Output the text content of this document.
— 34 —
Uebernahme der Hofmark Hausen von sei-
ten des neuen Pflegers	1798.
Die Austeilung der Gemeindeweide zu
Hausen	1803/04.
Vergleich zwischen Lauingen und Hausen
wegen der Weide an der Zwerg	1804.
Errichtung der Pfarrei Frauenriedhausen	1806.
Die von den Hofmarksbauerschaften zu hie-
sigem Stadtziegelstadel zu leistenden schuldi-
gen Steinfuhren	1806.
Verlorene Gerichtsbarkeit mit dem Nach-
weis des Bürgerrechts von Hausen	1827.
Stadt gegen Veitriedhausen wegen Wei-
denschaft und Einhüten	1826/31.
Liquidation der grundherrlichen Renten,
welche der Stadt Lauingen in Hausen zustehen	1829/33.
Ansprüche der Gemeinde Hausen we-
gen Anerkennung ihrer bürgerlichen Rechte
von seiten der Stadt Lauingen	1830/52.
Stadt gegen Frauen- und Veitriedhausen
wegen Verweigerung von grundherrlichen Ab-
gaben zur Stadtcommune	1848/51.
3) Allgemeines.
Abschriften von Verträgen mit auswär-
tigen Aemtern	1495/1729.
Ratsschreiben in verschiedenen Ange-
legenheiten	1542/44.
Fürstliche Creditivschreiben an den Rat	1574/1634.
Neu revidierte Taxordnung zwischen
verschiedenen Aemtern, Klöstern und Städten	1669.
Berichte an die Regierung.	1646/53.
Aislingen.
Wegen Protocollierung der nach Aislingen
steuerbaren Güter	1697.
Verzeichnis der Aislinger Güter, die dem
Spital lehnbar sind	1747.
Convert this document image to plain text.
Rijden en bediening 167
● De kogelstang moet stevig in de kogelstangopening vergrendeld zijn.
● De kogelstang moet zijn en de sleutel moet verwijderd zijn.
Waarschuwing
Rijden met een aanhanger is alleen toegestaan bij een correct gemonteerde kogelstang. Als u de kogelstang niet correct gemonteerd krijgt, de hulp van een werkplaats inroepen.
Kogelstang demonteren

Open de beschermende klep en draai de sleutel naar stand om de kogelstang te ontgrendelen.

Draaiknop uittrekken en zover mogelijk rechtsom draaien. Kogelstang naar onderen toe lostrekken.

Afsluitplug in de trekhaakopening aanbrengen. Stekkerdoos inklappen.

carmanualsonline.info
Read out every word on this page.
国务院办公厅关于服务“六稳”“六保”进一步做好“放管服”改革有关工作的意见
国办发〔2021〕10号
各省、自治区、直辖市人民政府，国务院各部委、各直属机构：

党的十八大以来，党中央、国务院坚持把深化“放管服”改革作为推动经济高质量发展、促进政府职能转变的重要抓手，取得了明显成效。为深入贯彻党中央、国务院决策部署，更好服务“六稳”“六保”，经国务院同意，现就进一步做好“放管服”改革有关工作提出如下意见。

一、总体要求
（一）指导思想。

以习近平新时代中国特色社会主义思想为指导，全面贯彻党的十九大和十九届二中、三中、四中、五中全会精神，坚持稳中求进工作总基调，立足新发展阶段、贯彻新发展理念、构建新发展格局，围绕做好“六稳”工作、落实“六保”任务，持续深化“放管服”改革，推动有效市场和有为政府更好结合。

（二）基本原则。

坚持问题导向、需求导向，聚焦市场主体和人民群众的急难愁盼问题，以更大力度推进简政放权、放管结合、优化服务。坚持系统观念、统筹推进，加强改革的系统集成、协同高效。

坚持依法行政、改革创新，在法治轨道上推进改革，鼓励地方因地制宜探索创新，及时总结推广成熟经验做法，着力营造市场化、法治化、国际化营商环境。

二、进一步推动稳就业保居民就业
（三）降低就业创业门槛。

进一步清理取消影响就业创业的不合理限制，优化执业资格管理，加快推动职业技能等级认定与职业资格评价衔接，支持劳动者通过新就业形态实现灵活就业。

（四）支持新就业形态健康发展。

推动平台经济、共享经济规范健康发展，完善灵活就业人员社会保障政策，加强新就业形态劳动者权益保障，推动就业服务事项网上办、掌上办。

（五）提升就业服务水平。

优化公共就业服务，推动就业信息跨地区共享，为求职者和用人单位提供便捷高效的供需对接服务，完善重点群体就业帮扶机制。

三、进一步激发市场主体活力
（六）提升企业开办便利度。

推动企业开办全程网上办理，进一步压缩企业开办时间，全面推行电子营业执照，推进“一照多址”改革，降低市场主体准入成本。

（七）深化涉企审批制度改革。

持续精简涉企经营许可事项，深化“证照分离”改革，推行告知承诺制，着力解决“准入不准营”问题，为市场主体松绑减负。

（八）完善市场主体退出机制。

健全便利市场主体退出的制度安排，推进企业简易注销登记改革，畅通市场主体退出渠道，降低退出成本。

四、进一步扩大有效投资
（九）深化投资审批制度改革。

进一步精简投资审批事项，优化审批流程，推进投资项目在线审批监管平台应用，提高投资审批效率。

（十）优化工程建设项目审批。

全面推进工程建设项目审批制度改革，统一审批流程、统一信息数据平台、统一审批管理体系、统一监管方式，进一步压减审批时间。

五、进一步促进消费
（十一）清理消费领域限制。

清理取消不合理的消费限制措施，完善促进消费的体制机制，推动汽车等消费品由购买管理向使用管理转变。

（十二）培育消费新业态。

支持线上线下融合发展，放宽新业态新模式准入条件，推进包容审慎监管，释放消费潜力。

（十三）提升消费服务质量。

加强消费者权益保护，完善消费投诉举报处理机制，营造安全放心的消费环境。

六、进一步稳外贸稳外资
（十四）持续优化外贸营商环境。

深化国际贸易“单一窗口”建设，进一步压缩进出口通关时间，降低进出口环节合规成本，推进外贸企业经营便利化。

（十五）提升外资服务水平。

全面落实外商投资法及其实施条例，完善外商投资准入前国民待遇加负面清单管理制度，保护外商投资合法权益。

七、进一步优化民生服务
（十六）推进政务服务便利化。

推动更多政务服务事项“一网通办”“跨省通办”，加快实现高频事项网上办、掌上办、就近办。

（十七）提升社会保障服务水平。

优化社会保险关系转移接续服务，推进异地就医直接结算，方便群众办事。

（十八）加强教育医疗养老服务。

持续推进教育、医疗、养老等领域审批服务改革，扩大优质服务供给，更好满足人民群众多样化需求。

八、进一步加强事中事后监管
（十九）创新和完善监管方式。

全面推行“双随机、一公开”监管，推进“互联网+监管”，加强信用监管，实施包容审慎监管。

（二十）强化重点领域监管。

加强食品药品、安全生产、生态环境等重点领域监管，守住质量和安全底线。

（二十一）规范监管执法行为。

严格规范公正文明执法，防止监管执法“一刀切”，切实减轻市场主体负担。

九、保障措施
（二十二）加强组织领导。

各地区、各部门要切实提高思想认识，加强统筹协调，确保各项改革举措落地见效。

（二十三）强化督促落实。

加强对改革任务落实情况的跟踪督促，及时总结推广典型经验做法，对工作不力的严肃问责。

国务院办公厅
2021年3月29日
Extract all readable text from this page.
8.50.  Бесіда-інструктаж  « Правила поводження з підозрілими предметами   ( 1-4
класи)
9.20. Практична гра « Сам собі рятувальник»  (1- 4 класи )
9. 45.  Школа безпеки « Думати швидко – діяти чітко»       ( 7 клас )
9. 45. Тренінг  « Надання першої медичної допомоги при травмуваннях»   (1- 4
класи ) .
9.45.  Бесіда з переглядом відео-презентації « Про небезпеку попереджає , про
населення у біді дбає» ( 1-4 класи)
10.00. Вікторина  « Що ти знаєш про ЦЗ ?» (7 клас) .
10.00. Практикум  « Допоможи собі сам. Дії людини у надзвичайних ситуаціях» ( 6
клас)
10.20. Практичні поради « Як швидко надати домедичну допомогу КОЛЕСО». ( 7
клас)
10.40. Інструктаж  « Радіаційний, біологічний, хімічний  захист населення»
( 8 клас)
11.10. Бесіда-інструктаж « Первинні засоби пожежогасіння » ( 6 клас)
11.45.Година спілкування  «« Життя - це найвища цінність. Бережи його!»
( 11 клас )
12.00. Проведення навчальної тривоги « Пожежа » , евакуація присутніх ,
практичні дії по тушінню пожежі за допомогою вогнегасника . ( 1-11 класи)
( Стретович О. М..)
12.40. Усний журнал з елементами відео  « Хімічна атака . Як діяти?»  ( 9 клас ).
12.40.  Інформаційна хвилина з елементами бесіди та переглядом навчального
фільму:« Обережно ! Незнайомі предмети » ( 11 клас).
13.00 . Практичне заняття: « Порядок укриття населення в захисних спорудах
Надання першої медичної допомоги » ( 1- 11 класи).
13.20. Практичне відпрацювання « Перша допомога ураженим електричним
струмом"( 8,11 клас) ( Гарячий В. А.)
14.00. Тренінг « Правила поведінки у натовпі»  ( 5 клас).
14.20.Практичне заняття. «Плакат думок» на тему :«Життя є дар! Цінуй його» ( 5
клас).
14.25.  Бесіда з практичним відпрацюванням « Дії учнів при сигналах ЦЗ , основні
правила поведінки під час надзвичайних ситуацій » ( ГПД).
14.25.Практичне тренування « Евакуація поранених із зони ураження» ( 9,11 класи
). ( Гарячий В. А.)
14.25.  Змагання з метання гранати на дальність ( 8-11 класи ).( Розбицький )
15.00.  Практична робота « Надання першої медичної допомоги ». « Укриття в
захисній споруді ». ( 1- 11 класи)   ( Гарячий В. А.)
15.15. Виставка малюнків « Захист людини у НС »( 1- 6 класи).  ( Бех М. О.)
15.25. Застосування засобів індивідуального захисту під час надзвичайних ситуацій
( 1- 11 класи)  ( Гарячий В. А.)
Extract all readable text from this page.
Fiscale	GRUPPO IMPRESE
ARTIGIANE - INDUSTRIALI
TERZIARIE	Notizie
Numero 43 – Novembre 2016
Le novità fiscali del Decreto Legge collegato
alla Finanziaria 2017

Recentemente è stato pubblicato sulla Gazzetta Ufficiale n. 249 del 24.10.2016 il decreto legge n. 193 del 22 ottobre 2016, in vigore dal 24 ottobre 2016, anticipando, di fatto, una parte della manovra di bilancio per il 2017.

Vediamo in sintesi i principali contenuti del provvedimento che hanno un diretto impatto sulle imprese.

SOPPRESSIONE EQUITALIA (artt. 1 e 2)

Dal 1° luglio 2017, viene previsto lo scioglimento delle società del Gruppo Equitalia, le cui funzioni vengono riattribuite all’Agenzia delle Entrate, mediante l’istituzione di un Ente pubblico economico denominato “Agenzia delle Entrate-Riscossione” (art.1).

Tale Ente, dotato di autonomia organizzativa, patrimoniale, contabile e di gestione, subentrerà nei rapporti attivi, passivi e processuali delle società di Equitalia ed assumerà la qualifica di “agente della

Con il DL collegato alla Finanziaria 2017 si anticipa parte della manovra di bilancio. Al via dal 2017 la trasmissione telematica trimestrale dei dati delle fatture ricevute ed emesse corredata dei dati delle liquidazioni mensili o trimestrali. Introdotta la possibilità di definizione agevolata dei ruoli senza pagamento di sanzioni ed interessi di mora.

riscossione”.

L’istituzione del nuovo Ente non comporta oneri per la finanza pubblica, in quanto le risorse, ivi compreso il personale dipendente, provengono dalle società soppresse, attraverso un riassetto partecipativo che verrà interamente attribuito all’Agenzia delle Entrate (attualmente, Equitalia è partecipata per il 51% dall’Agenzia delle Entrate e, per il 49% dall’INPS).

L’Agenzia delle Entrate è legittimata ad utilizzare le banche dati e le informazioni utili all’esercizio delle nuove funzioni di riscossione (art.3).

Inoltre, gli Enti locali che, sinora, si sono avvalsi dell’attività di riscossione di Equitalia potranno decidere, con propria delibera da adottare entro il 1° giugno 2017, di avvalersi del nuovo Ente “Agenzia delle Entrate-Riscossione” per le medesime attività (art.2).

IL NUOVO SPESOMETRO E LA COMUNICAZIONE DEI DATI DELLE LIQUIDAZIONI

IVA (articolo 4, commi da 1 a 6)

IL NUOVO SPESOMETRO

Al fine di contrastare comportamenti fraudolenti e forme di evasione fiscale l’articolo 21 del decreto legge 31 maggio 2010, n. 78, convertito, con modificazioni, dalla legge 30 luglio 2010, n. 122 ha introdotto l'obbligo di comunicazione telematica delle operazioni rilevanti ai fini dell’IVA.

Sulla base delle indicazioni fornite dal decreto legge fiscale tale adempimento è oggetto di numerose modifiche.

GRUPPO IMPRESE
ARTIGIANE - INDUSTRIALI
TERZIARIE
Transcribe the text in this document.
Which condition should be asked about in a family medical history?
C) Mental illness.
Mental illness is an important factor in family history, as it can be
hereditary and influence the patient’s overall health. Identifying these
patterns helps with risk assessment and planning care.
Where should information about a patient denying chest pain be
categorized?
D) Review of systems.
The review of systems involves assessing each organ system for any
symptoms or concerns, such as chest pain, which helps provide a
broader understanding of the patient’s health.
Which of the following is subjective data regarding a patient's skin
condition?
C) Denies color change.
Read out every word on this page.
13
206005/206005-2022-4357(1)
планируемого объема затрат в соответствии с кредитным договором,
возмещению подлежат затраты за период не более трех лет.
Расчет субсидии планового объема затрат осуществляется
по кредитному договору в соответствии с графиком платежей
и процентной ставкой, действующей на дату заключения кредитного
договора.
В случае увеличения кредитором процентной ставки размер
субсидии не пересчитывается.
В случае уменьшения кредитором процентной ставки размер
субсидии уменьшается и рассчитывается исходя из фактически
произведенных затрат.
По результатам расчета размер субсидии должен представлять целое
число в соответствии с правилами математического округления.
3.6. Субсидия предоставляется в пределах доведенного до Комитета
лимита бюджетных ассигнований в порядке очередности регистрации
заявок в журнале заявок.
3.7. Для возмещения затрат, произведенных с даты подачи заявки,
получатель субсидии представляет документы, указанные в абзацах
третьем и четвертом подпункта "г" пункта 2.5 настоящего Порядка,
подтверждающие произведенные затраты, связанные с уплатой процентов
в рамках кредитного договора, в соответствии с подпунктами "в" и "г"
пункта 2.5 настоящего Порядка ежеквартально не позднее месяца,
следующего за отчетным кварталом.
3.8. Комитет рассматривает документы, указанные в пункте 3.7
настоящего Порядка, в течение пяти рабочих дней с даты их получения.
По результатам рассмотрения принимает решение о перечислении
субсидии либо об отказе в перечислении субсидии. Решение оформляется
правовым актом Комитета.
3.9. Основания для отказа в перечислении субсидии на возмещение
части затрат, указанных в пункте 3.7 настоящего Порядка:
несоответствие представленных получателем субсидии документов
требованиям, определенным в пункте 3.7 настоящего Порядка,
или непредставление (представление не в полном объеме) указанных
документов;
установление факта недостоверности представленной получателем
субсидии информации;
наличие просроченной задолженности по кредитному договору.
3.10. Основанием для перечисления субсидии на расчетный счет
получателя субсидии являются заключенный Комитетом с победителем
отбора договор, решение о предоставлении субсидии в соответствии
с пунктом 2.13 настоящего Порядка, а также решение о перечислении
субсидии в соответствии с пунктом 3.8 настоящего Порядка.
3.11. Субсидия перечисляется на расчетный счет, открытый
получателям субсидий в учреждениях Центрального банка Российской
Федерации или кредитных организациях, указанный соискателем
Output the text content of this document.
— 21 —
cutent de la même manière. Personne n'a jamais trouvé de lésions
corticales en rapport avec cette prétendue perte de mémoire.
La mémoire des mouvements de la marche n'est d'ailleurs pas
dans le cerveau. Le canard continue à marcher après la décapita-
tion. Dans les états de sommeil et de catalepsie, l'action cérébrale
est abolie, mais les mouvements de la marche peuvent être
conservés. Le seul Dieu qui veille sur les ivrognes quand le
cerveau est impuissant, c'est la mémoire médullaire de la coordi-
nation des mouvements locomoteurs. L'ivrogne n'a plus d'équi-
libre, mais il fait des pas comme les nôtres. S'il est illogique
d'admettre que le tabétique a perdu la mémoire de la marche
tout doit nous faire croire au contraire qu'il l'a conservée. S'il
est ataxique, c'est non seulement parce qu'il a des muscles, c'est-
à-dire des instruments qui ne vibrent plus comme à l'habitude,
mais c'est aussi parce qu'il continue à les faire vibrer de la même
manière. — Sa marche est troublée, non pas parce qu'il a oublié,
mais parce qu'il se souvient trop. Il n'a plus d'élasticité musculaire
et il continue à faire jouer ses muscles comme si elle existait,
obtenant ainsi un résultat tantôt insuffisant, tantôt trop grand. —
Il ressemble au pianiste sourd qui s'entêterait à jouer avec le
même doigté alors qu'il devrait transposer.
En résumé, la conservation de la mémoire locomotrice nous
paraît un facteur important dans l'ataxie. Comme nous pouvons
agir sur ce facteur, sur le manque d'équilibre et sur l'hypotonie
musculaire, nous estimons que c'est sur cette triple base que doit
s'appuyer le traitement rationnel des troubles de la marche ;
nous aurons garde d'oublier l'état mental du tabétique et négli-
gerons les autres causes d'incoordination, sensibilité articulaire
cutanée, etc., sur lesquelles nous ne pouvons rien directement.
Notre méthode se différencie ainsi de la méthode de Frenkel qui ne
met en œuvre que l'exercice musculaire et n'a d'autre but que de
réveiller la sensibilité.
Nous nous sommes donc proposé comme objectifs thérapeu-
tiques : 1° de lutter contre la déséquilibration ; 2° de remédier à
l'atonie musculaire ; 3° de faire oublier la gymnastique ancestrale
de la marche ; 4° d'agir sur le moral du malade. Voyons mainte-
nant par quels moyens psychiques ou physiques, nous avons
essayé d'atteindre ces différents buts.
--------------------------------------------------
Extract from the data every line where "mouvements" shows up.

La mémoire des mouvements de la marche n'est d'ailleurs pas
est abolie, mais les mouvements de la marche peuvent être
nation des mouvements locomoteurs. L'ivrogne n'a plus d'équi-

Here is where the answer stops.